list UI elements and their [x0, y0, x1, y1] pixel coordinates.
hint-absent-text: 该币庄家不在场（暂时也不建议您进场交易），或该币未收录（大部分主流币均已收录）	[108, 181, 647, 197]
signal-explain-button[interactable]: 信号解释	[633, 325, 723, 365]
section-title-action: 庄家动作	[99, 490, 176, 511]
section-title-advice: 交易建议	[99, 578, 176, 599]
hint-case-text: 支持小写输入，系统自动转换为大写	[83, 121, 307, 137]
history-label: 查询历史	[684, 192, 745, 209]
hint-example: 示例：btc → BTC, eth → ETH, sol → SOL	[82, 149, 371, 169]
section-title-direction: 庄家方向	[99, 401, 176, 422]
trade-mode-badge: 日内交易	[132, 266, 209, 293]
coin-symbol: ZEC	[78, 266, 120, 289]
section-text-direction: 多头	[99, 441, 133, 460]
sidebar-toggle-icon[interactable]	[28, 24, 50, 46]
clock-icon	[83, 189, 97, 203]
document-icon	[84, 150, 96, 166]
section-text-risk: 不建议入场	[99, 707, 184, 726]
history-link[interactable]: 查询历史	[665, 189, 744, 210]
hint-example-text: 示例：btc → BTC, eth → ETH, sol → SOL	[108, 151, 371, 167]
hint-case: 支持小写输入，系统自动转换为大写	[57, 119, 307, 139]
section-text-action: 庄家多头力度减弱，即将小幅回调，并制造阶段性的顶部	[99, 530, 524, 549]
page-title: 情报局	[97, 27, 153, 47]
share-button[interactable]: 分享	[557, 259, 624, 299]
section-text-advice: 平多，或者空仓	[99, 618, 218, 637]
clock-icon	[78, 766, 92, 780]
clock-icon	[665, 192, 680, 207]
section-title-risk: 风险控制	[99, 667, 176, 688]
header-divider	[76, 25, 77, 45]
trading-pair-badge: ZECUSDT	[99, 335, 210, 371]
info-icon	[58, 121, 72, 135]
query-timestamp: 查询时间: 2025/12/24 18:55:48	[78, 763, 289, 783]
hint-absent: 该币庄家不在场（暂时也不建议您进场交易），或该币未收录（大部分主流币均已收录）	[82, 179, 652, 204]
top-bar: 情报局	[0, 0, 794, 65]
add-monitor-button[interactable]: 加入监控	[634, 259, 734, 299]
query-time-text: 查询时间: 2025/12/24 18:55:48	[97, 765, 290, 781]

********************

EXERCISE
Reproduce the records above in full, renaming "clock-icon" to "time-icon" wherever it appears and leaving every other character unchanged.

OUTPUT OF THE EXERCISE
list UI elements and their [x0, y0, x1, y1] pixel coordinates.
hint-absent-text: 该币庄家不在场（暂时也不建议您进场交易），或该币未收录（大部分主流币均已收录）	[108, 181, 647, 197]
signal-explain-button[interactable]: 信号解释	[633, 325, 723, 365]
section-title-action: 庄家动作	[99, 490, 176, 511]
section-title-advice: 交易建议	[99, 578, 176, 599]
hint-case-text: 支持小写输入，系统自动转换为大写	[83, 121, 307, 137]
history-label: 查询历史	[684, 192, 745, 209]
hint-example: 示例：btc → BTC, eth → ETH, sol → SOL	[82, 149, 371, 169]
section-title-direction: 庄家方向	[99, 401, 176, 422]
trade-mode-badge: 日内交易	[132, 266, 209, 293]
coin-symbol: ZEC	[78, 266, 120, 289]
section-text-direction: 多头	[99, 441, 133, 460]
sidebar-toggle-icon[interactable]	[28, 24, 50, 46]
time-icon	[83, 189, 97, 203]
document-icon	[84, 150, 96, 166]
section-text-risk: 不建议入场	[99, 707, 184, 726]
history-link[interactable]: 查询历史	[665, 189, 744, 210]
hint-example-text: 示例：btc → BTC, eth → ETH, sol → SOL	[108, 151, 371, 167]
hint-case: 支持小写输入，系统自动转换为大写	[57, 119, 307, 139]
section-text-action: 庄家多头力度减弱，即将小幅回调，并制造阶段性的顶部	[99, 530, 524, 549]
page-title: 情报局	[97, 27, 153, 47]
share-button[interactable]: 分享	[557, 259, 624, 299]
section-text-advice: 平多，或者空仓	[99, 618, 218, 637]
time-icon	[78, 766, 92, 780]
time-icon	[665, 192, 680, 207]
section-title-risk: 风险控制	[99, 667, 176, 688]
header-divider	[76, 25, 77, 45]
trading-pair-badge: ZECUSDT	[99, 335, 210, 371]
info-icon	[58, 121, 72, 135]
query-timestamp: 查询时间: 2025/12/24 18:55:48	[78, 763, 289, 783]
hint-absent: 该币庄家不在场（暂时也不建议您进场交易），或该币未收录（大部分主流币均已收录）	[82, 179, 652, 204]
top-bar: 情报局	[0, 0, 794, 65]
add-monitor-button[interactable]: 加入监控	[634, 259, 734, 299]
query-time-text: 查询时间: 2025/12/24 18:55:48	[97, 765, 290, 781]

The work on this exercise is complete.